----- PROVIDED ENTRIES

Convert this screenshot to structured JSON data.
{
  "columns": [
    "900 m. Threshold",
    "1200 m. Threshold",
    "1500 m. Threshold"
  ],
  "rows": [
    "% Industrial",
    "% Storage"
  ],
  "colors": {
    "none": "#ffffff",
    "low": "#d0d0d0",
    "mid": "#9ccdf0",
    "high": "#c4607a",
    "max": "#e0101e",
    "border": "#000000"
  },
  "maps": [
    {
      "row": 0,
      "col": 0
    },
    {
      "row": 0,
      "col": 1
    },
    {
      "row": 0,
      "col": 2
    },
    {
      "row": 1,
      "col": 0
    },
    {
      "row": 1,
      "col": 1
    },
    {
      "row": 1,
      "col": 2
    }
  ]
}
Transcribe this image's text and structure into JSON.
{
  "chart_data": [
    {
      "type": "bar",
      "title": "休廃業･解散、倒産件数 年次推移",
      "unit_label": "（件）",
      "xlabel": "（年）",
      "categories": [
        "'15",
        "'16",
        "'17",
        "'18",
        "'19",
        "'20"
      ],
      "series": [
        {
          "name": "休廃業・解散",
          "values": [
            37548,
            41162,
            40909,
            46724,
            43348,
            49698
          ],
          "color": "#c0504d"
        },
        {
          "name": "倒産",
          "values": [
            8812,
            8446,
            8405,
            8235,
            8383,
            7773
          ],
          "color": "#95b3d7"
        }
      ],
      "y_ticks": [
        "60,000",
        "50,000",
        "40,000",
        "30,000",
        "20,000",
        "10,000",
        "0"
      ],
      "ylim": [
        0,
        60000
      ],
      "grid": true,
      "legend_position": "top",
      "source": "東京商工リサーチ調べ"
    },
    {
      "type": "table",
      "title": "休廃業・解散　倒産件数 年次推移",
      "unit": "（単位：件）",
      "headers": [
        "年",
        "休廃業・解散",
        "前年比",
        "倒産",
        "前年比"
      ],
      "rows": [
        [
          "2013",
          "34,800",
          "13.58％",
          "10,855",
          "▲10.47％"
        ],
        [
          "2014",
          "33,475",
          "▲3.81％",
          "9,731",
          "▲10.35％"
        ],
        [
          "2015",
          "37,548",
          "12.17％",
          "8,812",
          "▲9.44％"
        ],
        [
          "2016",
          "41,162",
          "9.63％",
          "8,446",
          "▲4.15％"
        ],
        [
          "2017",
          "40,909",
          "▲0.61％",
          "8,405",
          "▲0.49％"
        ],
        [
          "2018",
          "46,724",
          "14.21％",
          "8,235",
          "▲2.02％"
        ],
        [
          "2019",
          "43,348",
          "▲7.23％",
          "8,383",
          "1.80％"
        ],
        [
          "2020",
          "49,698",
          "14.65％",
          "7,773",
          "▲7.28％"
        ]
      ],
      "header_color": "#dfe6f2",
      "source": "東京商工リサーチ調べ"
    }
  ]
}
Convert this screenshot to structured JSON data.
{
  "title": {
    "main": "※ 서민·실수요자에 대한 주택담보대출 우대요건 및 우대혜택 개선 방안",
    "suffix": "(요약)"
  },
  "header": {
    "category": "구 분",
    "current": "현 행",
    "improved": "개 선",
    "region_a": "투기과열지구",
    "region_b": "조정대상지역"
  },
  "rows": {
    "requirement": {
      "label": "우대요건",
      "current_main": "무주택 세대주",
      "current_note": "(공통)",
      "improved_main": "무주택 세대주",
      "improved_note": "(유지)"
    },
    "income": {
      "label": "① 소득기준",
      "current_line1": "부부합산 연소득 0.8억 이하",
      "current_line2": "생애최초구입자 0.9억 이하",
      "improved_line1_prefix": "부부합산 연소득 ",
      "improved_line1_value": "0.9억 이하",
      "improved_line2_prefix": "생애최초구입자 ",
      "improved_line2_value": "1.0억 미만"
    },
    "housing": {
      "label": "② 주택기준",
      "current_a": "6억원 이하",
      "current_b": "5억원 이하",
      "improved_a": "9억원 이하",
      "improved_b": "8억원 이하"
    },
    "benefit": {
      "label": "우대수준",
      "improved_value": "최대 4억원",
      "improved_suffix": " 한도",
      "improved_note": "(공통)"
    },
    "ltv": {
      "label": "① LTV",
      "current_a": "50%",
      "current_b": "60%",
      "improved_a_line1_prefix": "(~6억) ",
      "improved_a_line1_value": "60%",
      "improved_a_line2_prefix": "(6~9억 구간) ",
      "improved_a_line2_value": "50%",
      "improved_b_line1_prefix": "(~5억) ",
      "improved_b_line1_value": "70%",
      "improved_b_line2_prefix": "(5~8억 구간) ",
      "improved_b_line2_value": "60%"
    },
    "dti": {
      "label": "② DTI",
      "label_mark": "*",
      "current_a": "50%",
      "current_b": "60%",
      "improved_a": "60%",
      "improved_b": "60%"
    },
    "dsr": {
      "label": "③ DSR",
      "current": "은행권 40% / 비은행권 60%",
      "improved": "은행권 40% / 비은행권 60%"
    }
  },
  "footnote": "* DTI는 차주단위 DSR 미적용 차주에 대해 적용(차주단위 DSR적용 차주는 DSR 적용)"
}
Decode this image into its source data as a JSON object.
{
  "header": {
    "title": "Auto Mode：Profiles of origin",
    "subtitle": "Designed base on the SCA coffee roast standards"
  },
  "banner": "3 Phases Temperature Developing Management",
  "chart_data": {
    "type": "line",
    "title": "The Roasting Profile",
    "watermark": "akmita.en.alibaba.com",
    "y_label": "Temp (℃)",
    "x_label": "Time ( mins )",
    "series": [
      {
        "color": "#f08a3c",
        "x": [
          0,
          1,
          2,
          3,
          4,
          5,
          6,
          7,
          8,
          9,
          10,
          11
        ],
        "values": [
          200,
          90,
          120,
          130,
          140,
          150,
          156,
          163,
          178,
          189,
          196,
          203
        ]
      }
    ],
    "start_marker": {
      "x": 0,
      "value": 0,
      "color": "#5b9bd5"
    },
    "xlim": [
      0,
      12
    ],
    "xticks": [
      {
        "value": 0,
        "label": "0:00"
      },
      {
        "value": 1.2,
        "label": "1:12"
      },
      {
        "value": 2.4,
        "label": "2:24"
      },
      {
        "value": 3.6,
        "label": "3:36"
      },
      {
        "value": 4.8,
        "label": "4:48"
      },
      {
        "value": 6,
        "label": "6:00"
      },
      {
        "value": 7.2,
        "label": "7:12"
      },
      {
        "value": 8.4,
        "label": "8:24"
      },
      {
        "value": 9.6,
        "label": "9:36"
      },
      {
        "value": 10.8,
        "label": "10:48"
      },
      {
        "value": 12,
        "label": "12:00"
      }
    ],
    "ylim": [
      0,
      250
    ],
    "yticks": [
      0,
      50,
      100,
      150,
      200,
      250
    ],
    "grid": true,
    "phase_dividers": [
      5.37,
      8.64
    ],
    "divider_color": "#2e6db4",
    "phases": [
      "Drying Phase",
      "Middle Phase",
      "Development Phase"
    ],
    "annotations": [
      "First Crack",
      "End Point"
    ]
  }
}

----------

EXERCISE REQUIREMENTS
Count the lines in the entries that hold the word "this", and give nothing but the total.

OUTPUT BELOW
4